**STATED GOAL:** Transcribe every line of the listing below without any deviation.

**EXTRACTED RECORDS:**

-- -- --

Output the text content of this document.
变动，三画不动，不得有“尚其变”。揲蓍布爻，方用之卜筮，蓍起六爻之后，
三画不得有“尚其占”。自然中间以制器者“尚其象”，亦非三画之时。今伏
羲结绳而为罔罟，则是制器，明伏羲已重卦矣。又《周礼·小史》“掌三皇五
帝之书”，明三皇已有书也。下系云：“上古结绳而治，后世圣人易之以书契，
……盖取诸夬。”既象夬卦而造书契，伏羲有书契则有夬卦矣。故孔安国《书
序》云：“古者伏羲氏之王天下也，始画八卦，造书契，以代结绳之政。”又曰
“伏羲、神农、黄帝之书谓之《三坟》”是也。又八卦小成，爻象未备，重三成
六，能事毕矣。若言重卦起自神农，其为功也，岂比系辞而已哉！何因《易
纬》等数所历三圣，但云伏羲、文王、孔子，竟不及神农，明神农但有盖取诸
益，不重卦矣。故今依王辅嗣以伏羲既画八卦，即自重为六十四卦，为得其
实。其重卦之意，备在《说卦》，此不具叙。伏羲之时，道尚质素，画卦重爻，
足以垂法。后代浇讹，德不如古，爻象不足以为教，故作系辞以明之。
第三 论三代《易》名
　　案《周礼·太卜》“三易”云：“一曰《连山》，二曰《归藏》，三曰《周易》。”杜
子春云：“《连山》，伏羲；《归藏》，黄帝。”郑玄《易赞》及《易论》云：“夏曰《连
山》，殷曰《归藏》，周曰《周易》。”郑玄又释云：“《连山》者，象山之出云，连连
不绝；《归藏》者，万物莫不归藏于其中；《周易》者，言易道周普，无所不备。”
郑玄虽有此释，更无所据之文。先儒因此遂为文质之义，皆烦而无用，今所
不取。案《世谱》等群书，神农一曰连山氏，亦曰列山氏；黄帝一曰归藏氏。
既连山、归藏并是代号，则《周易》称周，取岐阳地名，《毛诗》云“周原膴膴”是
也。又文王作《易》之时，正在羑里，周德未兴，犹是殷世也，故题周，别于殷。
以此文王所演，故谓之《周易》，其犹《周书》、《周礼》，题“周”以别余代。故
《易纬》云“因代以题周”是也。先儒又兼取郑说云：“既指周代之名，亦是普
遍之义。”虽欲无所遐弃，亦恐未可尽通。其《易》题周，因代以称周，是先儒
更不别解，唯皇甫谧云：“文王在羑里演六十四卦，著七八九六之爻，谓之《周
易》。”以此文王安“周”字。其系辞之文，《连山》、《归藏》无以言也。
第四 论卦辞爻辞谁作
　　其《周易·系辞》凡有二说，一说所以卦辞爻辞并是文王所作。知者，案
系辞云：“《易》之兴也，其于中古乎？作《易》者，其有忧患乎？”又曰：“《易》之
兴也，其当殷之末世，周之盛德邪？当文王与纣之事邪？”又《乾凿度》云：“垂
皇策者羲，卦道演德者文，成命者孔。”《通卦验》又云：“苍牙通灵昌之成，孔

-- -- --

**THE OUTPUT:**
Output the text content of this document.
变动，三画不动，不得有“尚其变”。揲蓍布爻，方用之卜筮，蓍起六爻之后，
三画不得有“尚其占”。自然中间以制器者“尚其象”，亦非三画之时。今伏
羲结绳而为罔罟，则是制器，明伏羲已重卦矣。又《周礼·小史》“掌三皇五
帝之书”，明三皇已有书也。下系云：“上古结绳而治，后世圣人易之以书契，
……盖取诸夬。”既象夬卦而造书契，伏羲有书契则有夬卦矣。故孔安国《书
序》云：“古者伏羲氏之王天下也，始画八卦，造书契，以代结绳之政。”又曰
“伏羲、神农、黄帝之书谓之《三坟》”是也。又八卦小成，爻象未备，重三成
六，能事毕矣。若言重卦起自神农，其为功也，岂比系辞而已哉！何因《易
纬》等数所历三圣，但云伏羲、文王、孔子，竟不及神农，明神农但有盖取诸
益，不重卦矣。故今依王辅嗣以伏羲既画八卦，即自重为六十四卦，为得其
实。其重卦之意，备在《说卦》，此不具叙。伏羲之时，道尚质素，画卦重爻，
足以垂法。后代浇讹，德不如古，爻象不足以为教，故作系辞以明之。
第三 论三代《易》名
　　案《周礼·太卜》“三易”云：“一曰《连山》，二曰《归藏》，三曰《周易》。”杜
子春云：“《连山》，伏羲；《归藏》，黄帝。”郑玄《易赞》及《易论》云：“夏曰《连
山》，殷曰《归藏》，周曰《周易》。”郑玄又释云：“《连山》者，象山之出云，连连
不绝；《归藏》者，万物莫不归藏于其中；《周易》者，言易道周普，无所不备。”
郑玄虽有此释，更无所据之文。先儒因此遂为文质之义，皆烦而无用，今所
不取。案《世谱》等群书，神农一曰连山氏，亦曰列山氏；黄帝一曰归藏氏。
既连山、归藏并是代号，则《周易》称周，取岐阳地名，《毛诗》云“周原膴膴”是
也。又文王作《易》之时，正在羑里，周德未兴，犹是殷世也，故题周，别于殷。
以此文王所演，故谓之《周易》，其犹《周书》、《周礼》，题“周”以别余代。故
《易纬》云“因代以题周”是也。先儒又兼取郑说云：“既指周代之名，亦是普
遍之义。”虽欲无所遐弃，亦恐未可尽通。其《易》题周，因代以称周，是先儒
更不别解，唯皇甫谧云：“文王在羑里演六十四卦，著七八九六之爻，谓之《周
易》。”以此文王安“周”字。其系辞之文，《连山》、《归藏》无以言也。
第四 论卦辞爻辞谁作
　　其《周易·系辞》凡有二说，一说所以卦辞爻辞并是文王所作。知者，案
系辞云：“《易》之兴也，其于中古乎？作《易》者，其有忧患乎？”又曰：“《易》之
兴也，其当殷之末世，周之盛德邪？当文王与纣之事邪？”又《乾凿度》云：“垂
皇策者羲，卦道演德者文，成命者孔。”《通卦验》又云：“苍牙通灵昌之成，孔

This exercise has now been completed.